(Data tied to figure images)
__________

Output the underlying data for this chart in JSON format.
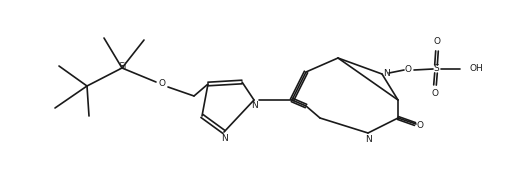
{
  "bg_color": "#ffffff",
  "line_color": "#1a1a1a",
  "line_width": 1.2,
  "fig_width": 5.27,
  "fig_height": 1.76,
  "dpi": 100,
  "xlim": [
    0,
    5.27
  ],
  "ylim": [
    0,
    1.76
  ]
}
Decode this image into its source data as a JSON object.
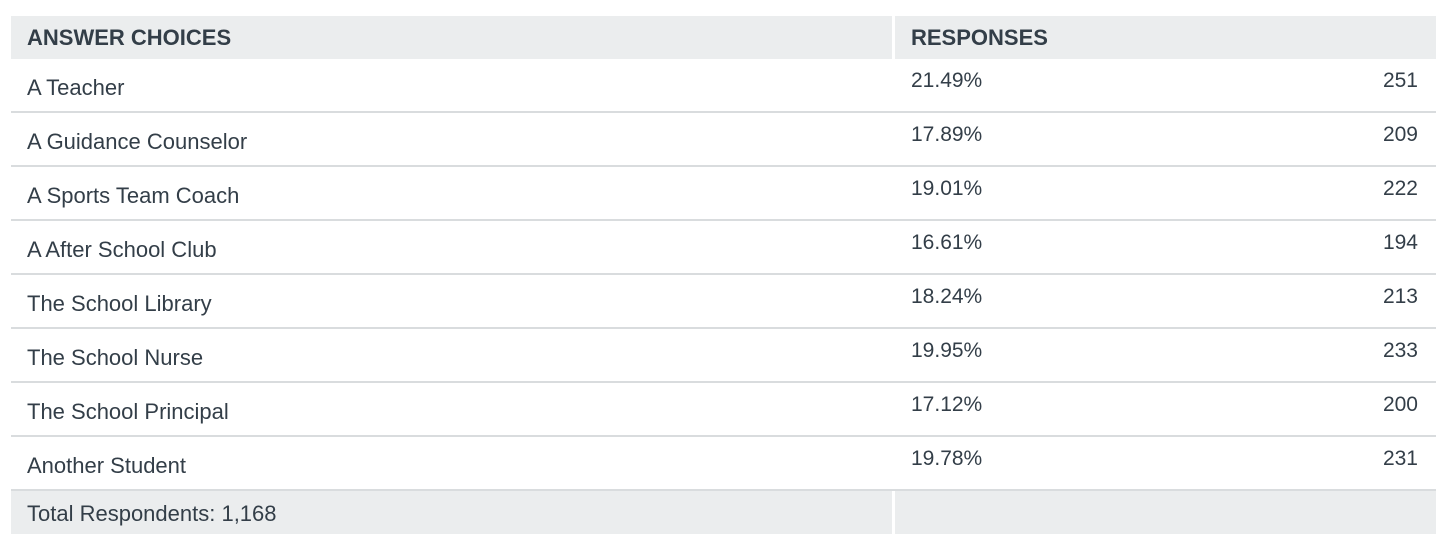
{
  "header": {
    "choices_label": "ANSWER CHOICES",
    "responses_label": "RESPONSES"
  },
  "chart_data": {
    "type": "table",
    "columns": [
      "ANSWER CHOICES",
      "RESPONSES"
    ],
    "rows": [
      {
        "choice": "A Teacher",
        "percent": "21.49%",
        "count": "251"
      },
      {
        "choice": "A Guidance Counselor",
        "percent": "17.89%",
        "count": "209"
      },
      {
        "choice": "A Sports Team Coach",
        "percent": "19.01%",
        "count": "222"
      },
      {
        "choice": "A After School Club",
        "percent": "16.61%",
        "count": "194"
      },
      {
        "choice": "The School Library",
        "percent": "18.24%",
        "count": "213"
      },
      {
        "choice": "The School Nurse",
        "percent": "19.95%",
        "count": "233"
      },
      {
        "choice": "The School Principal",
        "percent": "17.12%",
        "count": "200"
      },
      {
        "choice": "Another Student",
        "percent": "19.78%",
        "count": "231"
      }
    ]
  },
  "footer": {
    "total_label": "Total Respondents: 1,168"
  },
  "colors": {
    "header_bg": "#ebedee",
    "text": "#333e48",
    "divider": "#d9dcde"
  }
}
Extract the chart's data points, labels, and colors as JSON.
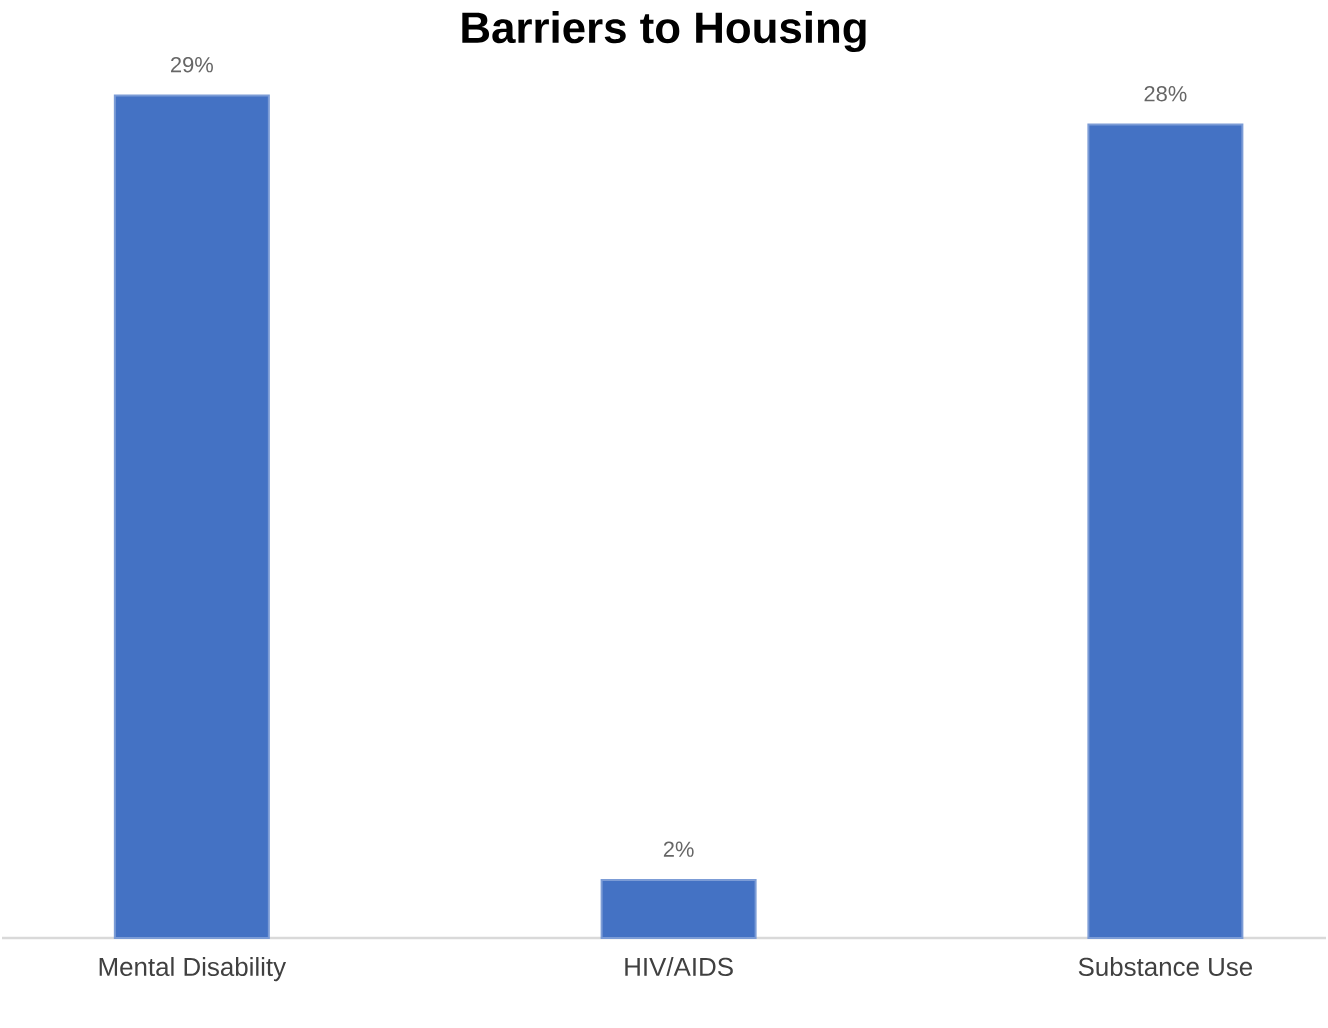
{
  "chart_data": {
    "type": "bar",
    "title": "Barriers to Housing",
    "categories": [
      "Mental Disability",
      "HIV/AIDS",
      "Substance Use"
    ],
    "values": [
      29,
      2,
      28
    ],
    "color": "#4472c4",
    "value_labels": [
      "29%",
      "2%",
      "28%"
    ]
  }
}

__________

▶ **What is being asked**
Leave out the pictures and give the listing above again exactly.

▶ **Output for this exercise**
Output the underlying data for this chart in JSON format.
{
  "bg_color": "#ffffff",
  "line_color": "#1a1a1a",
  "line_width": 1.2,
  "fig_width": 5.27,
  "fig_height": 1.76,
  "dpi": 100,
  "xlim": [
    0,
    5.27
  ],
  "ylim": [
    0,
    1.76
  ]
}
Decode this image into its source data as a JSON object.
{
  "header": {
    "choices_label": "ANSWER CHOICES",
    "responses_label": "RESPONSES"
  },
  "chart_data": {
    "type": "table",
    "columns": [
      "ANSWER CHOICES",
      "RESPONSES"
    ],
    "rows": [
      {
        "choice": "A Teacher",
        "percent": "21.49%",
        "count": "251"
      },
      {
        "choice": "A Guidance Counselor",
        "percent": "17.89%",
        "count": "209"
      },
      {
        "choice": "A Sports Team Coach",
        "percent": "19.01%",
        "count": "222"
      },
      {
        "choice": "A After School Club",
        "percent": "16.61%",
        "count": "194"
      },
      {
        "choice": "The School Library",
        "percent": "18.24%",
        "count": "213"
      },
      {
        "choice": "The School Nurse",
        "percent": "19.95%",
        "count": "233"
      },
      {
        "choice": "The School Principal",
        "percent": "17.12%",
        "count": "200"
      },
      {
        "choice": "Another Student",
        "percent": "19.78%",
        "count": "231"
      }
    ]
  },
  "footer": {
    "total_label": "Total Respondents: 1,168"
  },
  "colors": {
    "header_bg": "#ebedee",
    "text": "#333e48",
    "divider": "#d9dcde"
  }
}
Extract the chart's data points, labels, and colors as JSON.
{
  "chart_data": {
    "type": "bar",
    "title": "Barriers to Housing",
    "categories": [
      "Mental Disability",
      "HIV/AIDS",
      "Substance Use"
    ],
    "values": [
      29,
      2,
      28
    ],
    "color": "#4472c4",
    "value_labels": [
      "29%",
      "2%",
      "28%"
    ]
  }
}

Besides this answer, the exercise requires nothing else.